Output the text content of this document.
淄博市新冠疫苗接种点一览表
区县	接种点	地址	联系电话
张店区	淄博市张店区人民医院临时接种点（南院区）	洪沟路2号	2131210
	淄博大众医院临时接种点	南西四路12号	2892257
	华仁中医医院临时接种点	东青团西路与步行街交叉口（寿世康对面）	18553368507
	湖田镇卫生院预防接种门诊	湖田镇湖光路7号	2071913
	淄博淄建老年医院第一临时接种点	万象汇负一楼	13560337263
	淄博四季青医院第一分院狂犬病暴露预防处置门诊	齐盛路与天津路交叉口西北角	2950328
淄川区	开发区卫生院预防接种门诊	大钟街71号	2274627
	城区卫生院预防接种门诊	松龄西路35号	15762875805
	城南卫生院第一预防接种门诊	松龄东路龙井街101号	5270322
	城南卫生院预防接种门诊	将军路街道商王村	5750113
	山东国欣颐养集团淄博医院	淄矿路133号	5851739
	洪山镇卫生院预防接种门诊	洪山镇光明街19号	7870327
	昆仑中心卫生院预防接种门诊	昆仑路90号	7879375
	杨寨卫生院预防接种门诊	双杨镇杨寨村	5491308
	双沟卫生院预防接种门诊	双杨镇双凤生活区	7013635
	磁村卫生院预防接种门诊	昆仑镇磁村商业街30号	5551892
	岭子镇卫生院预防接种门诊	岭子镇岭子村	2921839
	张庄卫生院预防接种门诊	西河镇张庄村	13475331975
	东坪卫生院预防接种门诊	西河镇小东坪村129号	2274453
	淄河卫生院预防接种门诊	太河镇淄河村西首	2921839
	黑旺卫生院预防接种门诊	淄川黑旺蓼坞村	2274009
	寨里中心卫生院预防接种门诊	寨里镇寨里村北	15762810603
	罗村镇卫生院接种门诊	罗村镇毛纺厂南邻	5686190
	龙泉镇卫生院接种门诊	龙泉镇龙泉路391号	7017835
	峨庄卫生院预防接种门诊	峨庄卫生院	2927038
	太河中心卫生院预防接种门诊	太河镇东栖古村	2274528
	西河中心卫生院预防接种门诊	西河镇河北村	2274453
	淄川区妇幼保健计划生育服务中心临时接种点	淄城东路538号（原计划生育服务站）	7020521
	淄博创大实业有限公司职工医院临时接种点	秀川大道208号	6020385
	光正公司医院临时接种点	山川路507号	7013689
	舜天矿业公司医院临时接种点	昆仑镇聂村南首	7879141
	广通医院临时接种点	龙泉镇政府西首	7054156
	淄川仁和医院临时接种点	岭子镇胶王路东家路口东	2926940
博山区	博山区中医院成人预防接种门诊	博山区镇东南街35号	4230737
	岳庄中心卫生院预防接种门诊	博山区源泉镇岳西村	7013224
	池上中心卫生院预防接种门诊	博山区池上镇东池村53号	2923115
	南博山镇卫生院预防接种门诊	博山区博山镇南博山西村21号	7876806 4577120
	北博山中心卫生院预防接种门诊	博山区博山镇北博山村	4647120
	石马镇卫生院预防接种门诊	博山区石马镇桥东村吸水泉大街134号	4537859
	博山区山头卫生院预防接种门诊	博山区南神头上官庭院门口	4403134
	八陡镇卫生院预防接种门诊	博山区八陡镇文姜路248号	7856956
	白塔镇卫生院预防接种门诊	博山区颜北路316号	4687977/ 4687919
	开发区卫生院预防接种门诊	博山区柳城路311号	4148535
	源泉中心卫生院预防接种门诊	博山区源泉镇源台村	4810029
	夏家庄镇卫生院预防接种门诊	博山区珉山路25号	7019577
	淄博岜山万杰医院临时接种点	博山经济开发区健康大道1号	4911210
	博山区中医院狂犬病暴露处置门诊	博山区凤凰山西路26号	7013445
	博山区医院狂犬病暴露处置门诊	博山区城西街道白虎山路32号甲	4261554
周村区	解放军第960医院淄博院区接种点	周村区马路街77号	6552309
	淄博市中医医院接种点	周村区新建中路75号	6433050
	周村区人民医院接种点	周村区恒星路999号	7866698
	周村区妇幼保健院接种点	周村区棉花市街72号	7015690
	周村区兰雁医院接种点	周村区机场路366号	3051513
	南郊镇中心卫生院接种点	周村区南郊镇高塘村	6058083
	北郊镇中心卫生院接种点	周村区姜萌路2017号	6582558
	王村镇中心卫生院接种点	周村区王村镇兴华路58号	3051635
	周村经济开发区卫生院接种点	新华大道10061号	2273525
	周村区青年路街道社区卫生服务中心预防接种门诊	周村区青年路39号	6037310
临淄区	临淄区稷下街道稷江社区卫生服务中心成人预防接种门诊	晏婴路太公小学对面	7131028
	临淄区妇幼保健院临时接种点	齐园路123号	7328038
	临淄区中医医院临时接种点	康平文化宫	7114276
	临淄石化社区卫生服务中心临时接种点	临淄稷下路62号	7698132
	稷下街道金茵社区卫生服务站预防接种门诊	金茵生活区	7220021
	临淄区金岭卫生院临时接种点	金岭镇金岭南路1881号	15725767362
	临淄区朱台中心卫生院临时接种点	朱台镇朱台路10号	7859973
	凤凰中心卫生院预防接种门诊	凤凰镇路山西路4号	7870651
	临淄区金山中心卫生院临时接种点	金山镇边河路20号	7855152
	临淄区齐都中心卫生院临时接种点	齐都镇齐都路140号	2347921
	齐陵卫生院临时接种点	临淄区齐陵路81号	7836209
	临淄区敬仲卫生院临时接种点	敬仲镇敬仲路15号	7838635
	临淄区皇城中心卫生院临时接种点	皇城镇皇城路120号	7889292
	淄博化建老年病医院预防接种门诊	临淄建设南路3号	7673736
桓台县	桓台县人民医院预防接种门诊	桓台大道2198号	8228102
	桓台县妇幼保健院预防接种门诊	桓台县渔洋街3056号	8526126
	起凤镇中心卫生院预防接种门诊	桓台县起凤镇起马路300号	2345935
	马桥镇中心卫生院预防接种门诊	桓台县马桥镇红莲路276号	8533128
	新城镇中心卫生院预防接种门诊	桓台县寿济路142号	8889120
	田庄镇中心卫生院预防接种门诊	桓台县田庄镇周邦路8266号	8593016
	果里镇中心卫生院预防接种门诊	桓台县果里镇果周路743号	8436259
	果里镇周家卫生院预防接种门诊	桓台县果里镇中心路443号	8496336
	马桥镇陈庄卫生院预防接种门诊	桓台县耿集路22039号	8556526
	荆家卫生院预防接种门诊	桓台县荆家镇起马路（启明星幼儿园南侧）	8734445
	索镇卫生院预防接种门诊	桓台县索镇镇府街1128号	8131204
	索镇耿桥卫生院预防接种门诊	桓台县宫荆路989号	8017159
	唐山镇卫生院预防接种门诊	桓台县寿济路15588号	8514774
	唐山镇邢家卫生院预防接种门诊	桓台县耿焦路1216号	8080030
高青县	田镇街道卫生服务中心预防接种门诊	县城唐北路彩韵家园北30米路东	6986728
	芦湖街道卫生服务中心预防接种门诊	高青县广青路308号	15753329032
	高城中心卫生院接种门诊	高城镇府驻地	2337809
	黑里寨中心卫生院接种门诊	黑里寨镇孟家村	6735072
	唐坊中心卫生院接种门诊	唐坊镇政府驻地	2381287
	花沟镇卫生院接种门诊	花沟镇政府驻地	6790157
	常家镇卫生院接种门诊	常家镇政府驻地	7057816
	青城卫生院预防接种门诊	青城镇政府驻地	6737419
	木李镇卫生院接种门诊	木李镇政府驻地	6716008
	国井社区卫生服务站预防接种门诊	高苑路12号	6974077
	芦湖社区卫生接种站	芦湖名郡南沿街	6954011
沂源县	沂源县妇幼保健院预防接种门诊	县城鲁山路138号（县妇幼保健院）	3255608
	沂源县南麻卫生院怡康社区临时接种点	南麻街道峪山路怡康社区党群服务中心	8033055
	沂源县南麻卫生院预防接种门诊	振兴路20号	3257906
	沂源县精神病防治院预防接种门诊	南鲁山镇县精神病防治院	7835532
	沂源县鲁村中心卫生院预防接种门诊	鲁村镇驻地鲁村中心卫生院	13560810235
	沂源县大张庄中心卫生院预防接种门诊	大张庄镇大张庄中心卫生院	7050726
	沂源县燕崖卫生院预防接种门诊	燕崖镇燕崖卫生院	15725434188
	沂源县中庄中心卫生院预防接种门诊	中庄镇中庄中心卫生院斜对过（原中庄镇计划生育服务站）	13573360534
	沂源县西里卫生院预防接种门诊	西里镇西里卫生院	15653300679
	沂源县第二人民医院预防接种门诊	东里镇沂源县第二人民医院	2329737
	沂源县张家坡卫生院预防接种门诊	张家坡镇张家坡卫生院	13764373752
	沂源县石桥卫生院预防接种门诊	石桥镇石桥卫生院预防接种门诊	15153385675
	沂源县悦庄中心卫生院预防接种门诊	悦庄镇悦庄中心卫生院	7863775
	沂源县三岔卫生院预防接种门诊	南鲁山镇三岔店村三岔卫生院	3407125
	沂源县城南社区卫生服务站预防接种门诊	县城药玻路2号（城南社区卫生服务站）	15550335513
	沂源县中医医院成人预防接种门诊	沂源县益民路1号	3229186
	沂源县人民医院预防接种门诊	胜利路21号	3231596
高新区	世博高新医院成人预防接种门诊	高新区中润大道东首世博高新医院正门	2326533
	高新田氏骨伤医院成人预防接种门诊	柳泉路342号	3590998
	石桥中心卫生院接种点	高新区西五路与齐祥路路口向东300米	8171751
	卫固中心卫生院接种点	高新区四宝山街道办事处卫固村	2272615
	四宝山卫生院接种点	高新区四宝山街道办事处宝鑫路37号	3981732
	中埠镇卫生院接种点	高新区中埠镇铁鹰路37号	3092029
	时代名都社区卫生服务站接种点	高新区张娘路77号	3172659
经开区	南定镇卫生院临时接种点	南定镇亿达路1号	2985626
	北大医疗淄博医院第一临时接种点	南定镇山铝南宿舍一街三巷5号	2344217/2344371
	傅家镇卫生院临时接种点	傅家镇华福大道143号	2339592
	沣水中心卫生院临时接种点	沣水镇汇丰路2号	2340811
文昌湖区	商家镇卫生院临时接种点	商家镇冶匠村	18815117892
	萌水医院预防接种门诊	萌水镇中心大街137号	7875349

◇ ◇ ◇ ◇

§ **Exercise aim**: Make a copy of each line that contains the string "开发区卫生院预防接种门诊".

§ **Task solution**:
淄川区	开发区卫生院预防接种门诊	大钟街71号	2274627
	开发区卫生院预防接种门诊	博山区柳城路311号	4148535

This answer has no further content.